#### [What is expected]
Find the word "name" in the records below. List each line containing it.

— begin —

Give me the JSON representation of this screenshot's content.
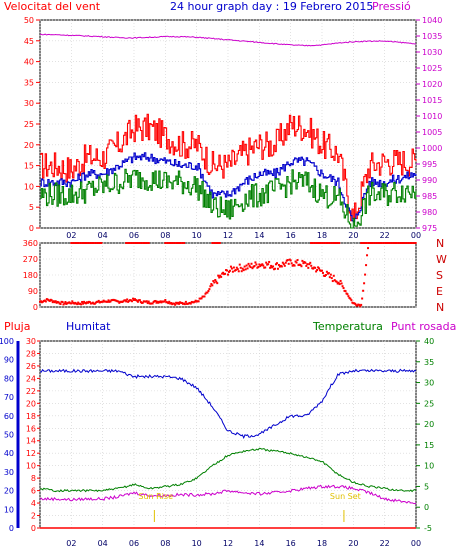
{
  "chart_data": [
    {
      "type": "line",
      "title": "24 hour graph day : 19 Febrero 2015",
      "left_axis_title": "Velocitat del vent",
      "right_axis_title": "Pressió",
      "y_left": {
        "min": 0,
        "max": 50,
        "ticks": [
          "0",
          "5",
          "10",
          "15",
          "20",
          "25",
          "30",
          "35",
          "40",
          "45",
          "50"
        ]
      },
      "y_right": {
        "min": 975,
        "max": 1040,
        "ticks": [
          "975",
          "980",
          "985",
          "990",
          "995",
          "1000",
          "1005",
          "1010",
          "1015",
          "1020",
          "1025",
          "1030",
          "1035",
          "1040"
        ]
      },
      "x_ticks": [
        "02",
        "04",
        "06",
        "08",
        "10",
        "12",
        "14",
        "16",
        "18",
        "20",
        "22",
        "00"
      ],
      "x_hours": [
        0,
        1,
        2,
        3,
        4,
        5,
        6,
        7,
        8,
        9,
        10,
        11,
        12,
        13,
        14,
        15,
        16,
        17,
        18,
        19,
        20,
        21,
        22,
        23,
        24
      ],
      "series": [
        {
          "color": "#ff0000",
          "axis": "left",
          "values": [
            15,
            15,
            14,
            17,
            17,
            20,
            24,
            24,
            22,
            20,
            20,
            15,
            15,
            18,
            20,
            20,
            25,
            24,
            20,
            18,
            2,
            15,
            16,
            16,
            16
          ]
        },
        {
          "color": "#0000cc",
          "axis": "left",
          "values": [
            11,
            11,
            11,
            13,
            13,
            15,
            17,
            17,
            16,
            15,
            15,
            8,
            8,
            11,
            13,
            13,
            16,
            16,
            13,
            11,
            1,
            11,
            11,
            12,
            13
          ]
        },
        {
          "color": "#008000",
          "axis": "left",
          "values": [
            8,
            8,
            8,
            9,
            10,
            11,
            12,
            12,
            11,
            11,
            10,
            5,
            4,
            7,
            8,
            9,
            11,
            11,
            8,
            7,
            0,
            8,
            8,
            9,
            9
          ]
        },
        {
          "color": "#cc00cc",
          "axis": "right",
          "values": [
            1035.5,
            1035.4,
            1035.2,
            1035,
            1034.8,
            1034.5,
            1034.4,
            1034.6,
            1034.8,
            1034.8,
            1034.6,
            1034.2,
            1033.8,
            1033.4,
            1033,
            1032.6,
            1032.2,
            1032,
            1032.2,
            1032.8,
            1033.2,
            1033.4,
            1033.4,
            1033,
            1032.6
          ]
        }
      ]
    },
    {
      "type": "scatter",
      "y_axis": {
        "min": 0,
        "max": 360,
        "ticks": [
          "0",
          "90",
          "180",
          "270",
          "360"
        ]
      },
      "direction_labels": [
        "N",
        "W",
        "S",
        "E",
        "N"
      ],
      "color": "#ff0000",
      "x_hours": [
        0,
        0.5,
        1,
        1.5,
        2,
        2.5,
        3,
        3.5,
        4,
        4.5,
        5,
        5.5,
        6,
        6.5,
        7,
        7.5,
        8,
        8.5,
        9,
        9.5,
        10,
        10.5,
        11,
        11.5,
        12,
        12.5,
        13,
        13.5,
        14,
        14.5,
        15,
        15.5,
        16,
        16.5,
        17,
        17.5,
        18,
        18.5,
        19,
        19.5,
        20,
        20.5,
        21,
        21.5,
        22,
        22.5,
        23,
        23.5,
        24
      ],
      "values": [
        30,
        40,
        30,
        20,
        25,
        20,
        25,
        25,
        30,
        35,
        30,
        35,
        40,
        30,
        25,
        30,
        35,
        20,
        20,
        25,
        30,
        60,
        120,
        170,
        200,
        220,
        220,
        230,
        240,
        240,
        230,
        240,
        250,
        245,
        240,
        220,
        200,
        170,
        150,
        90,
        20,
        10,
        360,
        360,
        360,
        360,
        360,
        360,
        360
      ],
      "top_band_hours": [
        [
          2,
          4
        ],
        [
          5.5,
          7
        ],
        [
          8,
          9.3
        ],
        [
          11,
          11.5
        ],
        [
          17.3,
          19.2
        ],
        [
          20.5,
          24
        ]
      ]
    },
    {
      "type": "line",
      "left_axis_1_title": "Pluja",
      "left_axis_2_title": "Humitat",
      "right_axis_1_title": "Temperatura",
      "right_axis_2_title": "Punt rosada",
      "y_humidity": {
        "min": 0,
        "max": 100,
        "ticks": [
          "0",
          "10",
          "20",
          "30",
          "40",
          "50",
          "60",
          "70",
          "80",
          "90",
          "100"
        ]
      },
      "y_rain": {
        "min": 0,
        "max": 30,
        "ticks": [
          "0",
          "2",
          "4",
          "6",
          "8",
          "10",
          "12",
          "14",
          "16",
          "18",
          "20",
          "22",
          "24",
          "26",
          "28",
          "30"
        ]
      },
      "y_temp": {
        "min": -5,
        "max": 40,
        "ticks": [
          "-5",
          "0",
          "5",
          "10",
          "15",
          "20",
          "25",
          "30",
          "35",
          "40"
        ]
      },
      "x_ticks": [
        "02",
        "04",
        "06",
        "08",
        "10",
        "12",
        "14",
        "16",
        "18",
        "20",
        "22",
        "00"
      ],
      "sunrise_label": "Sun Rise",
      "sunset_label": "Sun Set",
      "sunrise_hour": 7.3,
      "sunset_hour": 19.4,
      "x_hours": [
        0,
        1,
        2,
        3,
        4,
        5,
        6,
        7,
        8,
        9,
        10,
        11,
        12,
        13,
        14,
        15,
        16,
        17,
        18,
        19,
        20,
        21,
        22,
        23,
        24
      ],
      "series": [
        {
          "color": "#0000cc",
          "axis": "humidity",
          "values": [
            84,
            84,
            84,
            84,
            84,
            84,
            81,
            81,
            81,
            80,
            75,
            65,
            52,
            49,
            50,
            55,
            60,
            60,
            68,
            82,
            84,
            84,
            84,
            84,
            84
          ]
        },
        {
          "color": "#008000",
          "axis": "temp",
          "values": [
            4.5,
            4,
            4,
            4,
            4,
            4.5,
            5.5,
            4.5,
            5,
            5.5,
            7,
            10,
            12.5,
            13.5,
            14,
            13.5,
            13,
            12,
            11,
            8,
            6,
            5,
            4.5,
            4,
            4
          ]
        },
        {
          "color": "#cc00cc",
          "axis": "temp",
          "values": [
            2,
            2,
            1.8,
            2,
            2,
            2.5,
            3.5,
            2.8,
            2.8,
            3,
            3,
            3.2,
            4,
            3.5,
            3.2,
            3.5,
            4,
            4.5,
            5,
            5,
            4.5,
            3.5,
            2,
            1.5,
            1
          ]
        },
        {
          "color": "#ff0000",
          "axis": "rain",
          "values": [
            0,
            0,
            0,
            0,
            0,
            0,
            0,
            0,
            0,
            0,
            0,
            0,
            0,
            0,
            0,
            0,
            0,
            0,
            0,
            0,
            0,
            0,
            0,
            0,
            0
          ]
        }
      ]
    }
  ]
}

— end —
— begin —

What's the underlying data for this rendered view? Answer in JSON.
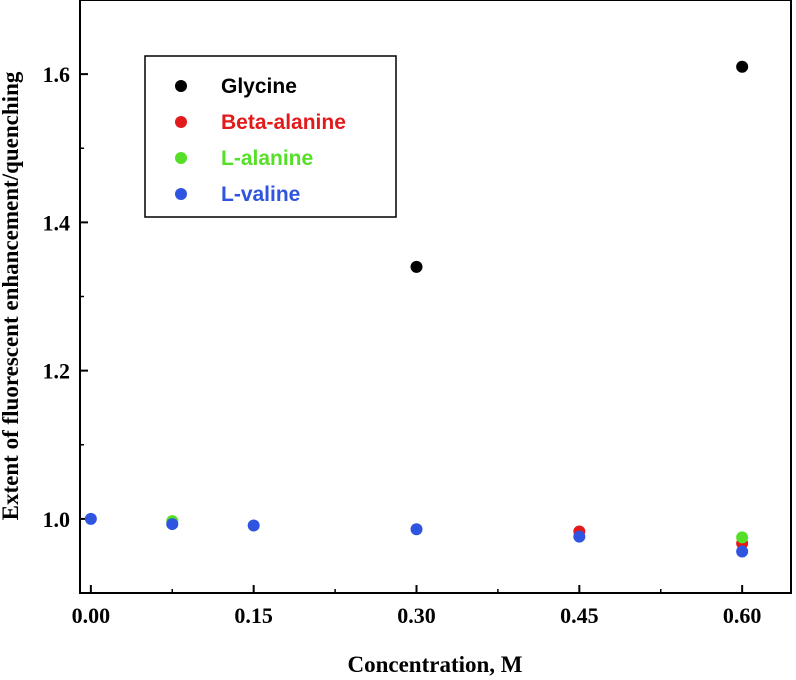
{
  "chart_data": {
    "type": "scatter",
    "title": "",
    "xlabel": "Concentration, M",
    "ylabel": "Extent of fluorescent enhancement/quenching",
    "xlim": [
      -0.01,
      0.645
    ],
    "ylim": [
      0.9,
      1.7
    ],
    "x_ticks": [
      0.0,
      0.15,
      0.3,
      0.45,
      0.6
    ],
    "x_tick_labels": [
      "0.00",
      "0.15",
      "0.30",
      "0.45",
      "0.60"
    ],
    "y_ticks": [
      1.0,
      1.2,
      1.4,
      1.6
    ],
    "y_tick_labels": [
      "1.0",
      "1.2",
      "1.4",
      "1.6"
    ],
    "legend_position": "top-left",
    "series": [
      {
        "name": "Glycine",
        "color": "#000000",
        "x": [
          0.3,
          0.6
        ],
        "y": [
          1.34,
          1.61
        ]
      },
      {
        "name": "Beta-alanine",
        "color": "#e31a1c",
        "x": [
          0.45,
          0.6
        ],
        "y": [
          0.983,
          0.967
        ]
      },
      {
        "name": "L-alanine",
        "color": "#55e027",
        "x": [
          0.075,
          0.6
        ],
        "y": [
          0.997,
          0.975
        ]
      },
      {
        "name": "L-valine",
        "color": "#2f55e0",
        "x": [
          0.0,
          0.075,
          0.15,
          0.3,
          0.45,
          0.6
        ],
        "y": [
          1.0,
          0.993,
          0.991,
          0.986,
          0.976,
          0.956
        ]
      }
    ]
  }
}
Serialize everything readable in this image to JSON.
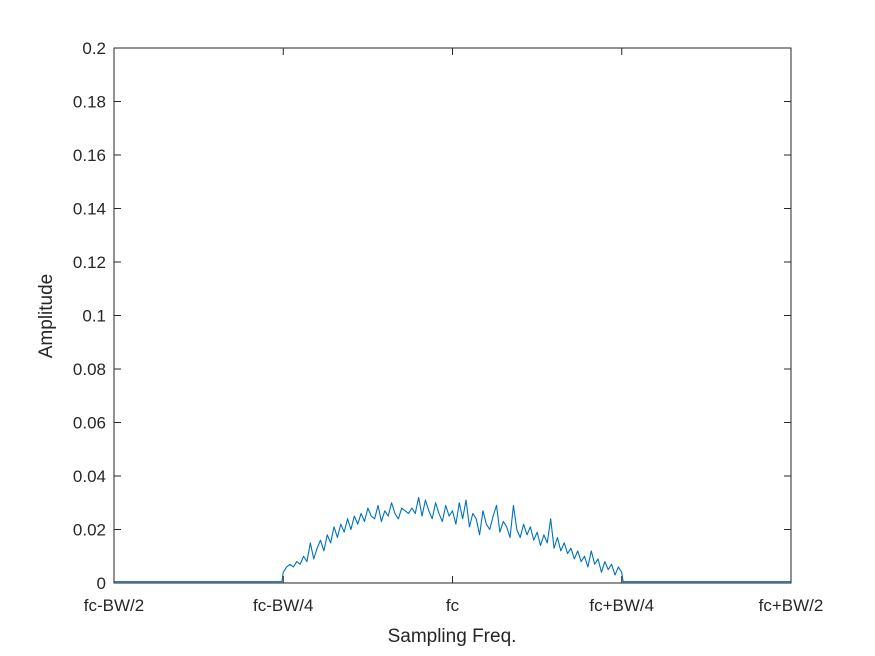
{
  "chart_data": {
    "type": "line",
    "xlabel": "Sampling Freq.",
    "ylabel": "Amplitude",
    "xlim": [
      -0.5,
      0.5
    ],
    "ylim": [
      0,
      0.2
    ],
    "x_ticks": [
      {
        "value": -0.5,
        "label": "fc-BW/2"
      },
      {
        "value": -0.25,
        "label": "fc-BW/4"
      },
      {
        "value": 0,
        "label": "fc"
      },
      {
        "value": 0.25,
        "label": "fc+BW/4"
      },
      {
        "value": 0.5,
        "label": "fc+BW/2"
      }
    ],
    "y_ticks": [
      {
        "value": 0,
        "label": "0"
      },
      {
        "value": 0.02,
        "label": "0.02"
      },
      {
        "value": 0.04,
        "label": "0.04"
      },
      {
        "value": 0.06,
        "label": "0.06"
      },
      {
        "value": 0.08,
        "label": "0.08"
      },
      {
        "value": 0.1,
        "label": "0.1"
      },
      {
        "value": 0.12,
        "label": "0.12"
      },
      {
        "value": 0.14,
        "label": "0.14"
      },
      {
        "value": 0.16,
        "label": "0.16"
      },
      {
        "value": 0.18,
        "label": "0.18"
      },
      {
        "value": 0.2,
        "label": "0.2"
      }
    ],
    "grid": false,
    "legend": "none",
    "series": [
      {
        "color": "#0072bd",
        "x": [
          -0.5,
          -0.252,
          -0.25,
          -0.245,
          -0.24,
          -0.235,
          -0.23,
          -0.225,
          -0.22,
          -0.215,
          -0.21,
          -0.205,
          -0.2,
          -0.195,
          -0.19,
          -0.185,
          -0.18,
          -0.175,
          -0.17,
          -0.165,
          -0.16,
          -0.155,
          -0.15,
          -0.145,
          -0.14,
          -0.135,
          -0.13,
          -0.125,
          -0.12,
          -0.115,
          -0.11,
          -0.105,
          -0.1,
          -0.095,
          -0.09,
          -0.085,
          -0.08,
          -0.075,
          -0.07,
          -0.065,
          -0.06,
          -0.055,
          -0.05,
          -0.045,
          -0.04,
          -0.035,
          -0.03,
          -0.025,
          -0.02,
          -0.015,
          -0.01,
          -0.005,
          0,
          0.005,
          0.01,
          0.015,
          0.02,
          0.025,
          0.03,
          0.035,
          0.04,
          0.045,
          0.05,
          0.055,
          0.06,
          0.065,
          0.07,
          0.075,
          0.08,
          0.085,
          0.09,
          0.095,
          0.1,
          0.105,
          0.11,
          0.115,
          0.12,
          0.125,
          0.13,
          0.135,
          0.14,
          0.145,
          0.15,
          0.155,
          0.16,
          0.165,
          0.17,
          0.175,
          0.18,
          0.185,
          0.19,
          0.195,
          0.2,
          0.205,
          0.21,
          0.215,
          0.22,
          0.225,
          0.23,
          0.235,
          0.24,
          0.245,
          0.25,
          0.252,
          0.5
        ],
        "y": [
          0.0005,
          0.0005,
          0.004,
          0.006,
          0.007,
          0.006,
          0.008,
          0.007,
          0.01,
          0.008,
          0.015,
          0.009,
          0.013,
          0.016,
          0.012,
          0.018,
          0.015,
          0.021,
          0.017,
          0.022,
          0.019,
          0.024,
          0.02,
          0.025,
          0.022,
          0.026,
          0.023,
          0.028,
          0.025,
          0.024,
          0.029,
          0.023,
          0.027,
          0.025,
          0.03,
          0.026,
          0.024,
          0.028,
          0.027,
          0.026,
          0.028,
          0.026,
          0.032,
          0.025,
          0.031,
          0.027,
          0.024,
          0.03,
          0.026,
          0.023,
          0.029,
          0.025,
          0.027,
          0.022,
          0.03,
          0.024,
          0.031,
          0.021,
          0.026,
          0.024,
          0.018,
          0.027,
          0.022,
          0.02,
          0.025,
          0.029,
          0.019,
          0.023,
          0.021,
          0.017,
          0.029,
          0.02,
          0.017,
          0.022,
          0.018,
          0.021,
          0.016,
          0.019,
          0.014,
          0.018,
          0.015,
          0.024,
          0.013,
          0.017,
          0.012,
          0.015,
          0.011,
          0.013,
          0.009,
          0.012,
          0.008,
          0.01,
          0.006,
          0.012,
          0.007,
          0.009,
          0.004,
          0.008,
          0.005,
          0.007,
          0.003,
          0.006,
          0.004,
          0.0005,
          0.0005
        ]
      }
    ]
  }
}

— end —

#### [Finished task]
        "name": "Glycine",
        "name": "Beta-alanine",
        "name": "L-alanine",
        "name": "L-valine",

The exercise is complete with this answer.